___ Task data ___

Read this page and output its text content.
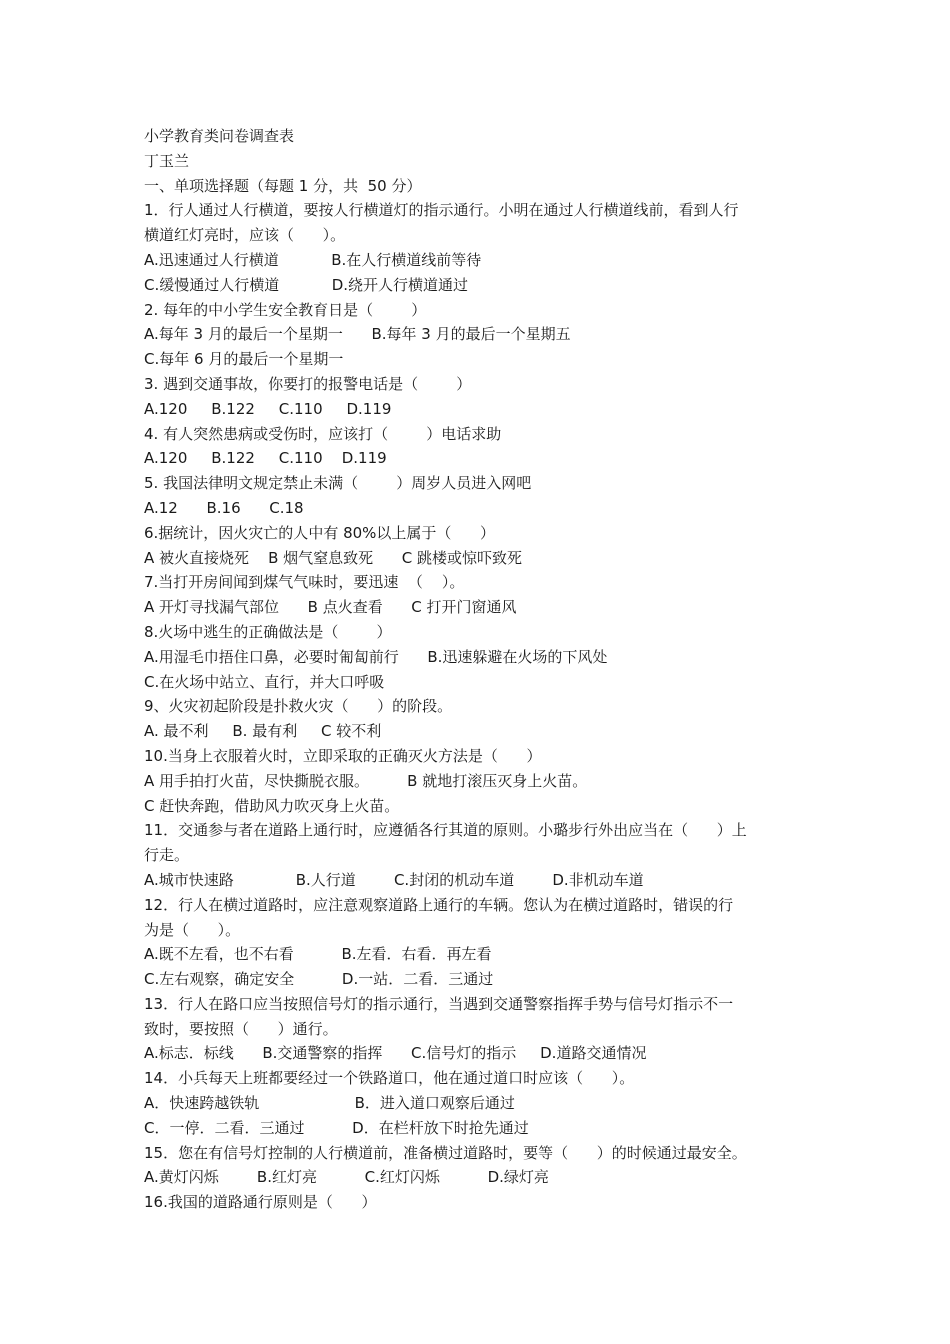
小学教育类问卷调查表
丁玉兰
一、单项选择题（每题 1 分，共  50 分）
1．行人通过人行横道，要按人行横道灯的指示通行。小明在通过人行横道线前，看到人行
横道红灯亮时，应该（      ）。
A.迅速通过人行横道           B.在人行横道线前等待
C.缓慢通过人行横道           D.绕开人行横道通过
2. 每年的中小学生安全教育日是（        ）
A.每年 3 月的最后一个星期一      B.每年 3 月的最后一个星期五
C.每年 6 月的最后一个星期一
3. 遇到交通事故，你要打的报警电话是（        ）
A.120     B.122     C.110     D.119
4. 有人突然患病或受伤时，应该打（        ）电话求助
A.120     B.122     C.110    D.119
5. 我国法律明文规定禁止未满（        ）周岁人员进入网吧
A.12      B.16      C.18
6.据统计，因火灾亡的人中有 80%以上属于（      ）
A 被火直接烧死    B 烟气窒息致死      C 跳楼或惊吓致死
7.当打开房间闻到煤气气味时，要迅速  （    ）。
A 开灯寻找漏气部位      B 点火查看      C 打开门窗通风
8.火场中逃生的正确做法是（        ）
A.用湿毛巾捂住口鼻，必要时匍匐前行      B.迅速躲避在火场的下风处
C.在火场中站立、直行，并大口呼吸
9、火灾初起阶段是扑救火灾（      ）的阶段。
A. 最不利     B. 最有利     C 较不利
10.当身上衣服着火时，立即采取的正确灭火方法是（      ）
A 用手拍打火苗，尽快撕脱衣服。        B 就地打滚压灭身上火苗。
C 赶快奔跑，借助风力吹灭身上火苗。
11．交通参与者在道路上通行时，应遵循各行其道的原则。小璐步行外出应当在（      ）上
行走。
A.城市快速路             B.人行道        C.封闭的机动车道        D.非机动车道
12．行人在横过道路时，应注意观察道路上通行的车辆。您认为在横过道路时，错误的行
为是（      ）。
A.既不左看，也不右看          B.左看．右看．再左看
C.左右观察，确定安全          D.一站．二看．三通过
13．行人在路口应当按照信号灯的指示通行，当遇到交通警察指挥手势与信号灯指示不一
致时，要按照（      ）通行。
A.标志．标线      B.交通警察的指挥      C.信号灯的指示     D.道路交通情况
14．小兵每天上班都要经过一个铁路道口，他在通过道口时应该（      ）。
A．快速跨越铁轨                    B．进入道口观察后通过
C．一停．二看．三通过          D．在栏杆放下时抢先通过
15．您在有信号灯控制的人行横道前，准备横过道路时，要等（      ）的时候通过最安全。
A.黄灯闪烁        B.红灯亮          C.红灯闪烁          D.绿灯亮
16.我国的道路通行原则是（      ）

___

- _Aim of the exercise_
Using the listing above, pull out all lines that hold the word "月的最后一个星期一".

- _Task solution_
A.每年 3 月的最后一个星期一      B.每年 3 月的最后一个星期五
C.每年 6 月的最后一个星期一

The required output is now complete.